▶ _Work required_
Answer these from the text on chapter 11 plan releases:
(a) Which court decided Whispering Pines Estates, Inc. v. Flash Island, Inc.?
(b) What did that court do with the order confirming the creditor-proposed plan?
(c) Which section of the Bankruptcy Code says that discharging the debtor's debt does not affect another entity's liability for it?

▶ _Document_
____
Release of Chapter 11 Plan Proponent Overbroad and Impermissible

Chapter 11 plans in complex restructurings routinely contain provisions either releasing, or enjoining litigation against, various stakeholders involved in the case, particularly where the plan contemplates an infusion of cash from an existing creditor or insurance company to fund distributions, or is predicated in part on the settlement of a major dispute between the debtor and a significant creditor or shareholder. The validity of such releases or injunctions, however, has often been disputed in the courts. Two areas that continue to be a magnet for controversy concern: (i) a provision in a chapter 11 plan purporting to enjoin actions against or release entities other than the debtor; and (ii) the scope of the release or injunction. Both of these were the subject of a ruling recently handed down by the First Circuit bankruptcy appellate panel. In Whispering Pines Estates, Inc. v. Flash Island, Inc. (In re Whispering Pines Estates, Inc.), the court reversed an order confirming a creditor-proposed chapter 11 plan, ruling that a release provision in the plan that insulated the plan proponent from a breach of its obligations to implement the plan was overbroad.

Effect of Plan Confirmation on Third Party Obligations

With certain exceptions, the provisions of a confirmed chapter 11 plan of reorganization are binding upon all creditors, whether or not they vote to accept the plan. In addition, confirmation of a plan acts to discharge the debtor from any debt that arose prior to the confirmation date, even if a creditor failed to file a proof of claim evidencing its debt or voted to reject the plan. Although the Bankruptcy Code precludes actions against the reorganized debtor or its property to collect on pre-bankruptcy debts, the same cannot be said with respect to litigation against non-debtor third parties who share liability for the same debts. Thus, section 524(e) of the Bankruptcy Code provides that "the discharge of a debt of the debtor does not affect the liability of any other entity on, or the property of any other entity for, such debt."
____
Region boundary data
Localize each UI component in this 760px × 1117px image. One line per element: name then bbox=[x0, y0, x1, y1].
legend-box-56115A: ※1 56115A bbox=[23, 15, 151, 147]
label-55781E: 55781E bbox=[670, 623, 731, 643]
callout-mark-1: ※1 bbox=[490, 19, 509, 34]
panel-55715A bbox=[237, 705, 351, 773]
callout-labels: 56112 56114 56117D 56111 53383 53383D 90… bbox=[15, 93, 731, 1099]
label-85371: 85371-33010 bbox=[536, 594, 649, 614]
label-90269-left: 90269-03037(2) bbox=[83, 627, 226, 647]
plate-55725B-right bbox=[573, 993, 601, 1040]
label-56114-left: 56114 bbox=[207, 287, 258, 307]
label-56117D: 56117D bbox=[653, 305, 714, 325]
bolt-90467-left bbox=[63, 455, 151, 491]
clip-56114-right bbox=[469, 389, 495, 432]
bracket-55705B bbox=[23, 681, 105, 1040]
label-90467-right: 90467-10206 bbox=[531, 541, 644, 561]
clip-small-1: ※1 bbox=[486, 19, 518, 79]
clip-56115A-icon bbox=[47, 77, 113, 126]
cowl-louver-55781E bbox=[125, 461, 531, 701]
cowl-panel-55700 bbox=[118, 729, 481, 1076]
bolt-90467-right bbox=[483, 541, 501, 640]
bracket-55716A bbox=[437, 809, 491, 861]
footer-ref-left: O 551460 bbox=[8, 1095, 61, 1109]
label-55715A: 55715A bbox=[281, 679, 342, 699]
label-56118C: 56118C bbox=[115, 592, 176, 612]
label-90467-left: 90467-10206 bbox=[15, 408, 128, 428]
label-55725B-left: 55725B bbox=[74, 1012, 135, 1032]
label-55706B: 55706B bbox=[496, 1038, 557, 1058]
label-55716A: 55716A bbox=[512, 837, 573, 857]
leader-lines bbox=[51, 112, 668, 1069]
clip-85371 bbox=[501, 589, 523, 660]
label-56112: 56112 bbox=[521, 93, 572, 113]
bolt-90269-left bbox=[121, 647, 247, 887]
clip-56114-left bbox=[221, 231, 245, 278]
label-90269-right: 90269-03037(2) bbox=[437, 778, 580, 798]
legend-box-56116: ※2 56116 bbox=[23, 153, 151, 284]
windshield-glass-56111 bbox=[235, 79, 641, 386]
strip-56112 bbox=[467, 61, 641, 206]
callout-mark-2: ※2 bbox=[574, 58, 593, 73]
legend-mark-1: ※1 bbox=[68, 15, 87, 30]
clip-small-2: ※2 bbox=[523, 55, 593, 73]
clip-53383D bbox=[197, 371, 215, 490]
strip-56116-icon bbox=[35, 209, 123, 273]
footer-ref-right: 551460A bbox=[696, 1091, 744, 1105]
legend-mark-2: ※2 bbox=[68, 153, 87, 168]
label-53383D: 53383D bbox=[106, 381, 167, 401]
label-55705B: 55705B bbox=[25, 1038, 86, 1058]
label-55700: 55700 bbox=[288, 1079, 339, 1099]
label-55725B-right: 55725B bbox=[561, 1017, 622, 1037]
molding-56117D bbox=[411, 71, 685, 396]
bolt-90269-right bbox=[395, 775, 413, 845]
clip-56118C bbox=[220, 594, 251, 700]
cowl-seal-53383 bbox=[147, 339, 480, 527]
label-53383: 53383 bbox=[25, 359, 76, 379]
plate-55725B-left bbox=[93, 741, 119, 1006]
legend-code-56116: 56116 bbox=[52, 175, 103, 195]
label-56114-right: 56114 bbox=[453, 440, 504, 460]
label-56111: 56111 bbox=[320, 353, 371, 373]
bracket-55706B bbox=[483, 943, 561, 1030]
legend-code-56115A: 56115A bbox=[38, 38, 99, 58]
____
▶ _Written response_
(a) The First Circuit bankruptcy appellate panel.
(b) It reversed the order.
(c) Section 524(e).